■ OBJECTIVE
Each entry below is to be given again word for word, with no pictures.

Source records

(begin)

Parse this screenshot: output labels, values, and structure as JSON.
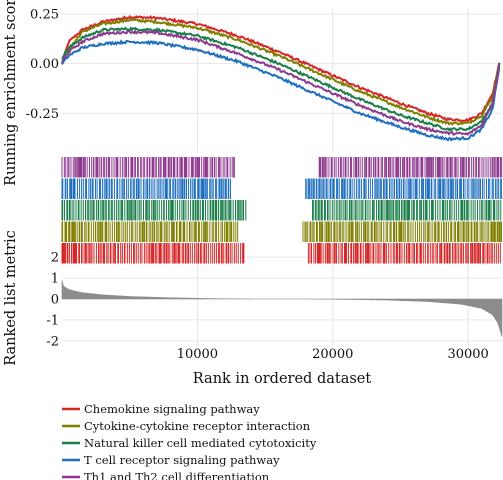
{
  "chart_data": {
    "type": "line",
    "title": "",
    "xlabel": "Rank in ordered dataset",
    "xlim": [
      0,
      32500
    ],
    "x_ticks": [
      10000,
      20000,
      30000
    ],
    "grid": true,
    "legend_position": "bottom-left",
    "enrichment_panel": {
      "ylabel": "Running enrichment score",
      "ylim": [
        -0.45,
        0.28
      ],
      "y_ticks": [
        0.25,
        0.0,
        -0.25
      ],
      "y_tick_labels": [
        "0.25",
        "0.00",
        "-0.25"
      ]
    },
    "ranked_metric_panel": {
      "ylabel": "Ranked list metric",
      "ylim": [
        -2.2,
        2.2
      ],
      "y_ticks": [
        2,
        1,
        0,
        -1,
        -2
      ],
      "y_tick_labels": [
        "2",
        "1",
        "0",
        "-1",
        "-2"
      ],
      "fill_color": "#8c8c8c",
      "profile": [
        [
          0,
          0.9
        ],
        [
          100,
          0.62
        ],
        [
          500,
          0.45
        ],
        [
          1500,
          0.3
        ],
        [
          3000,
          0.2
        ],
        [
          5000,
          0.12
        ],
        [
          8000,
          0.06
        ],
        [
          11000,
          0.02
        ],
        [
          14000,
          0.0
        ],
        [
          18000,
          0.0
        ],
        [
          20000,
          -0.01
        ],
        [
          24000,
          -0.05
        ],
        [
          27000,
          -0.12
        ],
        [
          29500,
          -0.25
        ],
        [
          31000,
          -0.45
        ],
        [
          31800,
          -0.75
        ],
        [
          32200,
          -1.15
        ],
        [
          32500,
          -1.8
        ]
      ]
    },
    "series": [
      {
        "name": "Chemokine signaling pathway",
        "color": "#d62728",
        "curve": [
          [
            0,
            0.0
          ],
          [
            500,
            0.11
          ],
          [
            1500,
            0.17
          ],
          [
            3000,
            0.21
          ],
          [
            5000,
            0.235
          ],
          [
            7000,
            0.23
          ],
          [
            10000,
            0.2
          ],
          [
            13000,
            0.14
          ],
          [
            16000,
            0.06
          ],
          [
            19000,
            -0.03
          ],
          [
            22000,
            -0.12
          ],
          [
            25000,
            -0.2
          ],
          [
            27000,
            -0.25
          ],
          [
            28500,
            -0.28
          ],
          [
            30000,
            -0.285
          ],
          [
            31000,
            -0.25
          ],
          [
            31800,
            -0.15
          ],
          [
            32300,
            0.0
          ]
        ],
        "hits": [
          [
            0,
            13500
          ],
          [
            18200,
            32500
          ]
        ]
      },
      {
        "name": "Cytokine-cytokine receptor interaction",
        "color": "#7f7f00",
        "curve": [
          [
            0,
            0.0
          ],
          [
            500,
            0.07
          ],
          [
            1500,
            0.16
          ],
          [
            3000,
            0.2
          ],
          [
            5000,
            0.22
          ],
          [
            7000,
            0.21
          ],
          [
            10000,
            0.18
          ],
          [
            13000,
            0.12
          ],
          [
            16000,
            0.04
          ],
          [
            19000,
            -0.05
          ],
          [
            22000,
            -0.14
          ],
          [
            25000,
            -0.22
          ],
          [
            27000,
            -0.27
          ],
          [
            28500,
            -0.3
          ],
          [
            30000,
            -0.3
          ],
          [
            31000,
            -0.26
          ],
          [
            31800,
            -0.17
          ],
          [
            32300,
            0.0
          ]
        ],
        "hits": [
          [
            0,
            13000
          ],
          [
            17800,
            32500
          ]
        ]
      },
      {
        "name": "Natural killer cell mediated cytotoxicity",
        "color": "#1b7f4a",
        "curve": [
          [
            0,
            0.03
          ],
          [
            500,
            0.08
          ],
          [
            1500,
            0.13
          ],
          [
            3000,
            0.17
          ],
          [
            5000,
            0.175
          ],
          [
            7000,
            0.17
          ],
          [
            10000,
            0.14
          ],
          [
            13000,
            0.08
          ],
          [
            16000,
            0.0
          ],
          [
            19000,
            -0.09
          ],
          [
            22000,
            -0.18
          ],
          [
            25000,
            -0.26
          ],
          [
            27000,
            -0.3
          ],
          [
            28500,
            -0.33
          ],
          [
            30000,
            -0.33
          ],
          [
            31000,
            -0.29
          ],
          [
            31800,
            -0.2
          ],
          [
            32300,
            0.0
          ]
        ],
        "hits": [
          [
            0,
            13600
          ],
          [
            18500,
            32500
          ]
        ]
      },
      {
        "name": "T cell receptor signaling pathway",
        "color": "#1f6fbf",
        "curve": [
          [
            0,
            0.0
          ],
          [
            500,
            0.04
          ],
          [
            1500,
            0.08
          ],
          [
            3000,
            0.1
          ],
          [
            5000,
            0.11
          ],
          [
            7000,
            0.105
          ],
          [
            10000,
            0.07
          ],
          [
            13000,
            0.01
          ],
          [
            16000,
            -0.07
          ],
          [
            19000,
            -0.16
          ],
          [
            22000,
            -0.25
          ],
          [
            25000,
            -0.32
          ],
          [
            27000,
            -0.36
          ],
          [
            28500,
            -0.38
          ],
          [
            30000,
            -0.375
          ],
          [
            31000,
            -0.33
          ],
          [
            31800,
            -0.23
          ],
          [
            32300,
            -0.02
          ]
        ],
        "hits": [
          [
            0,
            12500
          ],
          [
            18000,
            32500
          ]
        ]
      },
      {
        "name": "Th1 and Th2 cell differentiation",
        "color": "#8e3a8e",
        "curve": [
          [
            0,
            0.01
          ],
          [
            500,
            0.06
          ],
          [
            1500,
            0.11
          ],
          [
            3000,
            0.15
          ],
          [
            5000,
            0.16
          ],
          [
            7000,
            0.155
          ],
          [
            10000,
            0.12
          ],
          [
            13000,
            0.05
          ],
          [
            16000,
            -0.03
          ],
          [
            19000,
            -0.12
          ],
          [
            22000,
            -0.21
          ],
          [
            25000,
            -0.29
          ],
          [
            27000,
            -0.33
          ],
          [
            28500,
            -0.35
          ],
          [
            30000,
            -0.355
          ],
          [
            31000,
            -0.31
          ],
          [
            31800,
            -0.2
          ],
          [
            32300,
            -0.01
          ]
        ],
        "hits": [
          [
            0,
            12800
          ],
          [
            19000,
            32500
          ]
        ]
      }
    ]
  }
}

(end)

■ FINISHED ANSWER
Parse this screenshot: output labels, values, and structure as JSON.
{
  "chart_data": {
    "type": "line",
    "title": "",
    "xlabel": "Rank in ordered dataset",
    "xlim": [
      0,
      32500
    ],
    "x_ticks": [
      10000,
      20000,
      30000
    ],
    "grid": true,
    "legend_position": "bottom-left",
    "enrichment_panel": {
      "ylabel": "Running enrichment score",
      "ylim": [
        -0.45,
        0.28
      ],
      "y_ticks": [
        0.25,
        0.0,
        -0.25
      ],
      "y_tick_labels": [
        "0.25",
        "0.00",
        "-0.25"
      ]
    },
    "ranked_metric_panel": {
      "ylabel": "Ranked list metric",
      "ylim": [
        -2.2,
        2.2
      ],
      "y_ticks": [
        2,
        1,
        0,
        -1,
        -2
      ],
      "y_tick_labels": [
        "2",
        "1",
        "0",
        "-1",
        "-2"
      ],
      "fill_color": "#8c8c8c",
      "profile": [
        [
          0,
          0.9
        ],
        [
          100,
          0.62
        ],
        [
          500,
          0.45
        ],
        [
          1500,
          0.3
        ],
        [
          3000,
          0.2
        ],
        [
          5000,
          0.12
        ],
        [
          8000,
          0.06
        ],
        [
          11000,
          0.02
        ],
        [
          14000,
          0.0
        ],
        [
          18000,
          0.0
        ],
        [
          20000,
          -0.01
        ],
        [
          24000,
          -0.05
        ],
        [
          27000,
          -0.12
        ],
        [
          29500,
          -0.25
        ],
        [
          31000,
          -0.45
        ],
        [
          31800,
          -0.75
        ],
        [
          32200,
          -1.15
        ],
        [
          32500,
          -1.8
        ]
      ]
    },
    "series": [
      {
        "name": "Chemokine signaling pathway",
        "color": "#d62728",
        "curve": [
          [
            0,
            0.0
          ],
          [
            500,
            0.11
          ],
          [
            1500,
            0.17
          ],
          [
            3000,
            0.21
          ],
          [
            5000,
            0.235
          ],
          [
            7000,
            0.23
          ],
          [
            10000,
            0.2
          ],
          [
            13000,
            0.14
          ],
          [
            16000,
            0.06
          ],
          [
            19000,
            -0.03
          ],
          [
            22000,
            -0.12
          ],
          [
            25000,
            -0.2
          ],
          [
            27000,
            -0.25
          ],
          [
            28500,
            -0.28
          ],
          [
            30000,
            -0.285
          ],
          [
            31000,
            -0.25
          ],
          [
            31800,
            -0.15
          ],
          [
            32300,
            0.0
          ]
        ],
        "hits": [
          [
            0,
            13500
          ],
          [
            18200,
            32500
          ]
        ]
      },
      {
        "name": "Cytokine-cytokine receptor interaction",
        "color": "#7f7f00",
        "curve": [
          [
            0,
            0.0
          ],
          [
            500,
            0.07
          ],
          [
            1500,
            0.16
          ],
          [
            3000,
            0.2
          ],
          [
            5000,
            0.22
          ],
          [
            7000,
            0.21
          ],
          [
            10000,
            0.18
          ],
          [
            13000,
            0.12
          ],
          [
            16000,
            0.04
          ],
          [
            19000,
            -0.05
          ],
          [
            22000,
            -0.14
          ],
          [
            25000,
            -0.22
          ],
          [
            27000,
            -0.27
          ],
          [
            28500,
            -0.3
          ],
          [
            30000,
            -0.3
          ],
          [
            31000,
            -0.26
          ],
          [
            31800,
            -0.17
          ],
          [
            32300,
            0.0
          ]
        ],
        "hits": [
          [
            0,
            13000
          ],
          [
            17800,
            32500
          ]
        ]
      },
      {
        "name": "Natural killer cell mediated cytotoxicity",
        "color": "#1b7f4a",
        "curve": [
          [
            0,
            0.03
          ],
          [
            500,
            0.08
          ],
          [
            1500,
            0.13
          ],
          [
            3000,
            0.17
          ],
          [
            5000,
            0.175
          ],
          [
            7000,
            0.17
          ],
          [
            10000,
            0.14
          ],
          [
            13000,
            0.08
          ],
          [
            16000,
            0.0
          ],
          [
            19000,
            -0.09
          ],
          [
            22000,
            -0.18
          ],
          [
            25000,
            -0.26
          ],
          [
            27000,
            -0.3
          ],
          [
            28500,
            -0.33
          ],
          [
            30000,
            -0.33
          ],
          [
            31000,
            -0.29
          ],
          [
            31800,
            -0.2
          ],
          [
            32300,
            0.0
          ]
        ],
        "hits": [
          [
            0,
            13600
          ],
          [
            18500,
            32500
          ]
        ]
      },
      {
        "name": "T cell receptor signaling pathway",
        "color": "#1f6fbf",
        "curve": [
          [
            0,
            0.0
          ],
          [
            500,
            0.04
          ],
          [
            1500,
            0.08
          ],
          [
            3000,
            0.1
          ],
          [
            5000,
            0.11
          ],
          [
            7000,
            0.105
          ],
          [
            10000,
            0.07
          ],
          [
            13000,
            0.01
          ],
          [
            16000,
            -0.07
          ],
          [
            19000,
            -0.16
          ],
          [
            22000,
            -0.25
          ],
          [
            25000,
            -0.32
          ],
          [
            27000,
            -0.36
          ],
          [
            28500,
            -0.38
          ],
          [
            30000,
            -0.375
          ],
          [
            31000,
            -0.33
          ],
          [
            31800,
            -0.23
          ],
          [
            32300,
            -0.02
          ]
        ],
        "hits": [
          [
            0,
            12500
          ],
          [
            18000,
            32500
          ]
        ]
      },
      {
        "name": "Th1 and Th2 cell differentiation",
        "color": "#8e3a8e",
        "curve": [
          [
            0,
            0.01
          ],
          [
            500,
            0.06
          ],
          [
            1500,
            0.11
          ],
          [
            3000,
            0.15
          ],
          [
            5000,
            0.16
          ],
          [
            7000,
            0.155
          ],
          [
            10000,
            0.12
          ],
          [
            13000,
            0.05
          ],
          [
            16000,
            -0.03
          ],
          [
            19000,
            -0.12
          ],
          [
            22000,
            -0.21
          ],
          [
            25000,
            -0.29
          ],
          [
            27000,
            -0.33
          ],
          [
            28500,
            -0.35
          ],
          [
            30000,
            -0.355
          ],
          [
            31000,
            -0.31
          ],
          [
            31800,
            -0.2
          ],
          [
            32300,
            -0.01
          ]
        ],
        "hits": [
          [
            0,
            12800
          ],
          [
            19000,
            32500
          ]
        ]
      }
    ]
  }
}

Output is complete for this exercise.